Input data:

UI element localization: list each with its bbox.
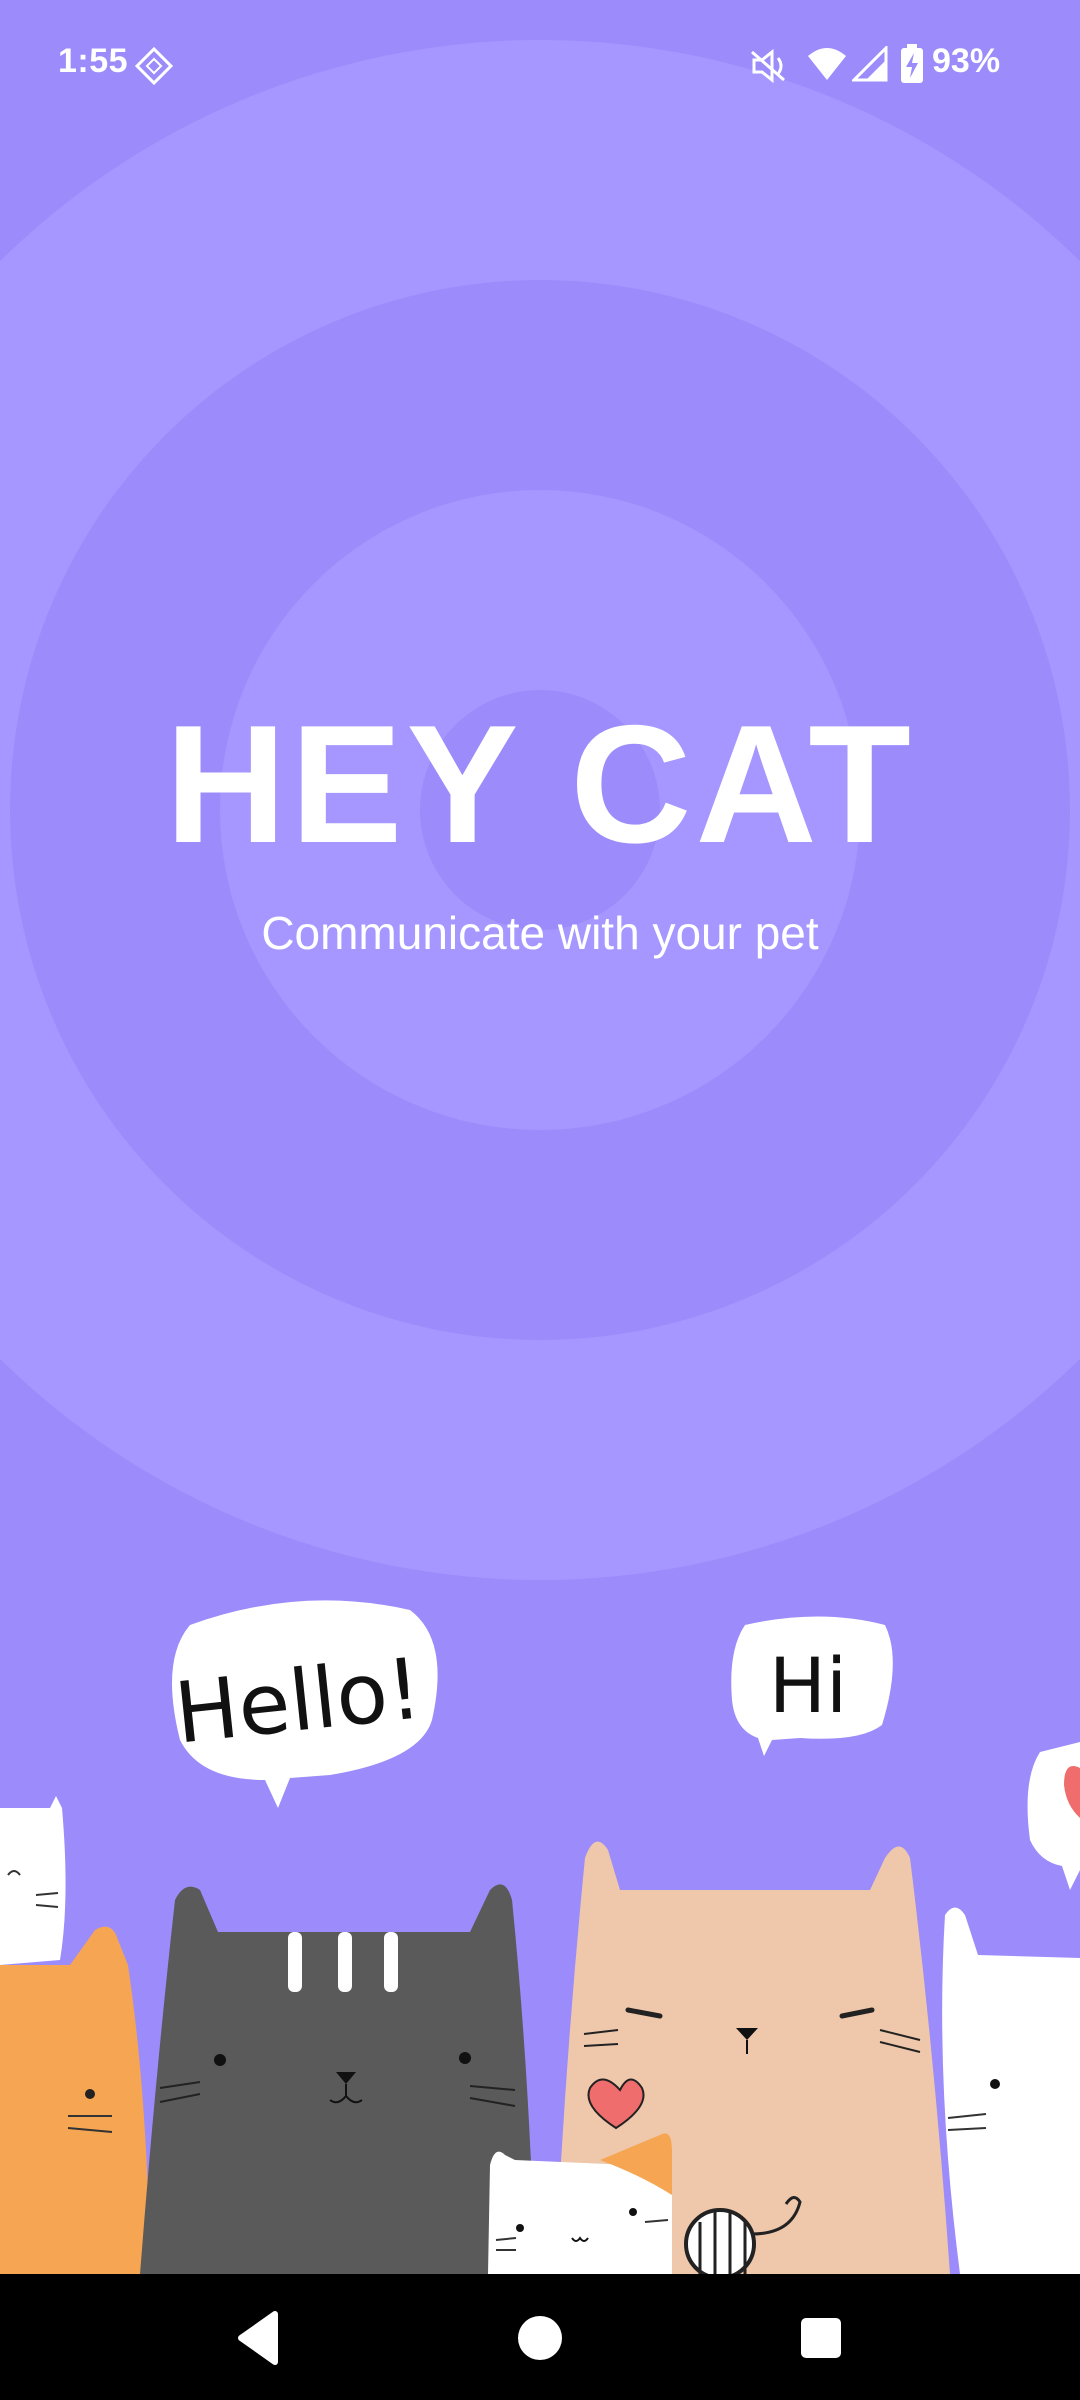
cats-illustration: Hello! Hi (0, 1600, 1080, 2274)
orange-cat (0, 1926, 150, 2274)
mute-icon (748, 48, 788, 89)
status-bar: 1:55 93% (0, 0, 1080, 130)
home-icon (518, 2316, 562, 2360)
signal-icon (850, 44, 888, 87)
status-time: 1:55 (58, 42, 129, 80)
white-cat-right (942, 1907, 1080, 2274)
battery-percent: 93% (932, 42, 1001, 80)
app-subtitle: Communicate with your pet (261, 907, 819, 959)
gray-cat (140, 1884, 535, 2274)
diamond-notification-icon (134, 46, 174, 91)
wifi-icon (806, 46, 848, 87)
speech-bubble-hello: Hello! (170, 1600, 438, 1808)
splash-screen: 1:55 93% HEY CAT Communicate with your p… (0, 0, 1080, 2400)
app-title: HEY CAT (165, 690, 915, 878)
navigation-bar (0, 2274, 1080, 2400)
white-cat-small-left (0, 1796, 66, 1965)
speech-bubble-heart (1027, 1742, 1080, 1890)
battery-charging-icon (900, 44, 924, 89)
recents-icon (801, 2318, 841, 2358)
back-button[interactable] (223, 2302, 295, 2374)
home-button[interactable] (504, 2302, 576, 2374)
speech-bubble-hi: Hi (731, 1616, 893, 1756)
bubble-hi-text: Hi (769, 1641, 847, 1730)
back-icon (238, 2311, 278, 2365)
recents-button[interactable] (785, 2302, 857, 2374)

Stated problem: Please give each line of the listing above as a numbered list, skipping blank lines and leaving out any pictures.

Exercise response:
1. UI element localization: list each with its bbox.
2. cats-illustration: Hello! Hi (0, 1600, 1080, 2274)
3. orange-cat (0, 1926, 150, 2274)
4. mute-icon (748, 48, 788, 89)
5. status-bar: 1:55 93% (0, 0, 1080, 130)
6. home-icon (518, 2316, 562, 2360)
7. signal-icon (850, 44, 888, 87)
8. status-time: 1:55 (58, 42, 129, 80)
9. white-cat-right (942, 1907, 1080, 2274)
10. battery-percent: 93% (932, 42, 1001, 80)
11. app-subtitle: Communicate with your pet (261, 907, 819, 959)
12. gray-cat (140, 1884, 535, 2274)
13. diamond-notification-icon (134, 46, 174, 91)
14. wifi-icon (806, 46, 848, 87)
15. speech-bubble-hello: Hello! (170, 1600, 438, 1808)
16. splash-screen: 1:55 93% HEY CAT Communicate with your p… (0, 0, 1080, 2400)
17. app-title: HEY CAT (165, 690, 915, 878)
18. navigation-bar (0, 2274, 1080, 2400)
19. white-cat-small-left (0, 1796, 66, 1965)
20. speech-bubble-heart (1027, 1742, 1080, 1890)
21. battery-charging-icon (900, 44, 924, 89)
22. recents-icon (801, 2318, 841, 2358)
23. back-button[interactable] (223, 2302, 295, 2374)
24. home-button[interactable] (504, 2302, 576, 2374)
25. speech-bubble-hi: Hi (731, 1616, 893, 1756)
26. bubble-hi-text: Hi (769, 1641, 847, 1730)
27. back-icon (238, 2311, 278, 2365)
28. recents-button[interactable] (785, 2302, 857, 2374)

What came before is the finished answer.